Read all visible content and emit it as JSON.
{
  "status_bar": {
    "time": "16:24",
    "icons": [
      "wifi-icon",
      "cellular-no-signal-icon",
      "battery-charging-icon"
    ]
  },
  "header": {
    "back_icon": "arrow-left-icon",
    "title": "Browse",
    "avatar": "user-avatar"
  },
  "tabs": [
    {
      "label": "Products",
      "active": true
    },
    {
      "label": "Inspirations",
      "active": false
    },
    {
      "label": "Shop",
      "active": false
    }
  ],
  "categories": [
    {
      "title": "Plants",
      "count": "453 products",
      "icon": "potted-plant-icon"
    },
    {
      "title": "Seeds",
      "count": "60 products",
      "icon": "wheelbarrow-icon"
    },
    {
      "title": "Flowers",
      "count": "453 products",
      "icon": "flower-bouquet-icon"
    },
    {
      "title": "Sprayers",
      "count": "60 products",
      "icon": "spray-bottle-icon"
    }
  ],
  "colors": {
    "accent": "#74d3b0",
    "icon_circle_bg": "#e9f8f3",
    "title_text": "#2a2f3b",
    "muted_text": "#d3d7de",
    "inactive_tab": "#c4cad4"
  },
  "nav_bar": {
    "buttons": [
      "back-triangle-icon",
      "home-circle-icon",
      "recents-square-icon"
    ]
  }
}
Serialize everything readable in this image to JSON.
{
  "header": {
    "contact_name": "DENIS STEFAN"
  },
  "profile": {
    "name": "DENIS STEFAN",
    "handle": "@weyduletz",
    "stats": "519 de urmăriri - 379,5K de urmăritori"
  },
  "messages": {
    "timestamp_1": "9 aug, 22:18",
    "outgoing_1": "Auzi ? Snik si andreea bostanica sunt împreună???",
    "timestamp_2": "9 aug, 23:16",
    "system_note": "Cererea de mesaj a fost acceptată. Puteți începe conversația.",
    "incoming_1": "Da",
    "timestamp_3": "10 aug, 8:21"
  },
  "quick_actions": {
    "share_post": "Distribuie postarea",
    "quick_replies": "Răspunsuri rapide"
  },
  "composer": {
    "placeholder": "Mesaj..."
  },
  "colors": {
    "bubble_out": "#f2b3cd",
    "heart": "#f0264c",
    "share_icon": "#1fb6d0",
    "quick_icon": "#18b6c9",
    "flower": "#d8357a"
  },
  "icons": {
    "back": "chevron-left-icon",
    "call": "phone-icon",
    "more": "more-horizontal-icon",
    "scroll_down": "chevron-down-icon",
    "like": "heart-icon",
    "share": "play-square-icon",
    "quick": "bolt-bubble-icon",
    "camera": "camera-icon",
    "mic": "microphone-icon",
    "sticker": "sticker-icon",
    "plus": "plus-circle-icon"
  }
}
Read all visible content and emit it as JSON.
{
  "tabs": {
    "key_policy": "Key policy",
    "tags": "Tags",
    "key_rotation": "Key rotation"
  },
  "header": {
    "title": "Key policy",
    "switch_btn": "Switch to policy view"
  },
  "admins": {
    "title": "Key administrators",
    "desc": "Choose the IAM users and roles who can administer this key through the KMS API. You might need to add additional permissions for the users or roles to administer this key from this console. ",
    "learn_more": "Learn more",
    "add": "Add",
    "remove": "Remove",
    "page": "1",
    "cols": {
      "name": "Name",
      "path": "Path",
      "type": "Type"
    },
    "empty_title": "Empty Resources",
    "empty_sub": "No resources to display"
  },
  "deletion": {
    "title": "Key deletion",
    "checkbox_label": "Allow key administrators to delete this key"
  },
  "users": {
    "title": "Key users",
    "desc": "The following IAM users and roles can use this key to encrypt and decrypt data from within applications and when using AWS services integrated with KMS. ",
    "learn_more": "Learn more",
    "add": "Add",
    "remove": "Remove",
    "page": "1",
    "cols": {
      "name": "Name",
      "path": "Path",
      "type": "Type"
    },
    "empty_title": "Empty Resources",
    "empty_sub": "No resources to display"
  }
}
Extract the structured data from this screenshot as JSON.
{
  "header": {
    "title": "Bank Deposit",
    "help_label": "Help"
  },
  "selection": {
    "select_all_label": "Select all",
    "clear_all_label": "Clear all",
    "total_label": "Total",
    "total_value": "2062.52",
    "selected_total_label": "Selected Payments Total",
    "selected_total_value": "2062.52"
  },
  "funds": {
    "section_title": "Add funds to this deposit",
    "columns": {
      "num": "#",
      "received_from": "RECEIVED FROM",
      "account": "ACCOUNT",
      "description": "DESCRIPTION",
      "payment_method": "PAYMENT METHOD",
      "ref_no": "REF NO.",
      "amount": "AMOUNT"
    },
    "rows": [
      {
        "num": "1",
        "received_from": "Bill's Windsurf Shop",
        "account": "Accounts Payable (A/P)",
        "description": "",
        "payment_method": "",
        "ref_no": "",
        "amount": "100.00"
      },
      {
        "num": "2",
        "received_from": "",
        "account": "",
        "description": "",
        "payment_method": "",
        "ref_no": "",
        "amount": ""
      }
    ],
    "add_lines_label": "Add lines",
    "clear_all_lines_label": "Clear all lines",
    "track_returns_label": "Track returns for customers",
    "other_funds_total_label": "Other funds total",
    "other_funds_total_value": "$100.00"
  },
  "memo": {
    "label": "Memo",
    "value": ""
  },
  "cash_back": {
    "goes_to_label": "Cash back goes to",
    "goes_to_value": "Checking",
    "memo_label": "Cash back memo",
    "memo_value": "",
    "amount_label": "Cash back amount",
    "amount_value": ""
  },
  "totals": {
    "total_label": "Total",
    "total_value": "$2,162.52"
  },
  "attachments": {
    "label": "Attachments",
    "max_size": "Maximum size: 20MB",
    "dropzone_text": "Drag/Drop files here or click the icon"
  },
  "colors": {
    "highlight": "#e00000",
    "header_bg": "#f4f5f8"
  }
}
········
Filter the records for lines holding the string "Clear". Copy each one.

§ **Problem solution**
    "clear_all_label": "Clear all",
    "clear_all_lines_label": "Clear all lines",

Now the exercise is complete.